**EXERCISE INSTRUCTIONS:** Show all lines holding the string "color".

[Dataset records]
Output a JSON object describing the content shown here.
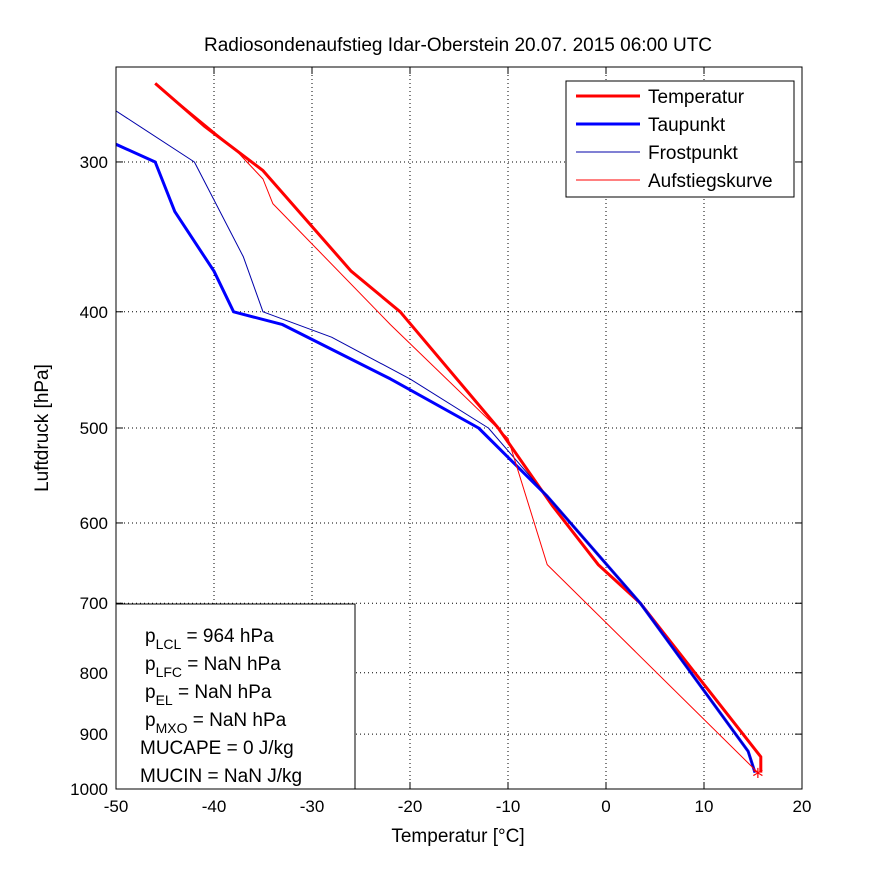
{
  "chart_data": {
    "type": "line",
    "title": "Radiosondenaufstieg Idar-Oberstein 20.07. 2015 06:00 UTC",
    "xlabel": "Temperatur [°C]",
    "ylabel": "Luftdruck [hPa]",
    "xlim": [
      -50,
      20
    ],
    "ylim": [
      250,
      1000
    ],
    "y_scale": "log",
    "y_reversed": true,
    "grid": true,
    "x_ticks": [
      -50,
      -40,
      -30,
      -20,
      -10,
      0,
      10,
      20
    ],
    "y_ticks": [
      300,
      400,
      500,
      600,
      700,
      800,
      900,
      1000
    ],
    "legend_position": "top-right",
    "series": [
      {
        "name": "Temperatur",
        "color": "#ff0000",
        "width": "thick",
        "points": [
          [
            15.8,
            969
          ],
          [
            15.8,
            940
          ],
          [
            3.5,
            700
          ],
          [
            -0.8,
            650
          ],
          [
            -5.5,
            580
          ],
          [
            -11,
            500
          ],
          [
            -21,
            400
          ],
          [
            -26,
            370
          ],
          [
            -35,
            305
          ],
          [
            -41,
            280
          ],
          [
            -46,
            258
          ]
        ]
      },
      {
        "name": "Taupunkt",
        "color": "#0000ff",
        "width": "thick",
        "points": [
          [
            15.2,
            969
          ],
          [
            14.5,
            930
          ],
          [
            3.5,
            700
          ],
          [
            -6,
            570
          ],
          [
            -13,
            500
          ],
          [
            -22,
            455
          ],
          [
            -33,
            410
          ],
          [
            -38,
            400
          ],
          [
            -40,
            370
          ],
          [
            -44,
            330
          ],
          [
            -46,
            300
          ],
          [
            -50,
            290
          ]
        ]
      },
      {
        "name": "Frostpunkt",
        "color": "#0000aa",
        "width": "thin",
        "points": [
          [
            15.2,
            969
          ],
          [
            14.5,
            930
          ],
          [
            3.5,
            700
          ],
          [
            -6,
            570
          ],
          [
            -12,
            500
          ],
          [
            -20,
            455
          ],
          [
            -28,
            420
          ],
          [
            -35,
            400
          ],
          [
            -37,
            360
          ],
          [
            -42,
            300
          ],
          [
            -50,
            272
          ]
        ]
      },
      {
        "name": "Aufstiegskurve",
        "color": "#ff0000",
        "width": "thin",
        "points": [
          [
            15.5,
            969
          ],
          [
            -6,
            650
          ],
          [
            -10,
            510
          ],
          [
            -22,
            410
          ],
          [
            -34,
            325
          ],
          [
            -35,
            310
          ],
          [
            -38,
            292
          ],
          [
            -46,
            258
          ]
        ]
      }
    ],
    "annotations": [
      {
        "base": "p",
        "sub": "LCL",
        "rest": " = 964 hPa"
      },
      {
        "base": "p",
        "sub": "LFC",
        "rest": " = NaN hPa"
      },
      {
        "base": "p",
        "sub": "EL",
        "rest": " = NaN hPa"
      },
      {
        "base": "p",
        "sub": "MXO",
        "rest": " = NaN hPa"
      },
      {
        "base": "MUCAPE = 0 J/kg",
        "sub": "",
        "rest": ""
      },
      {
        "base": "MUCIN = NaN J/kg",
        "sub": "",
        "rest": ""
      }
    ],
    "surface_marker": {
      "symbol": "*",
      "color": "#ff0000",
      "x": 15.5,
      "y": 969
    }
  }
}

**COMPLETE ANSWER:**
        "color": "#ff0000",
        "color": "#0000ff",
        "color": "#0000aa",
        "color": "#ff0000",
      "color": "#ff0000",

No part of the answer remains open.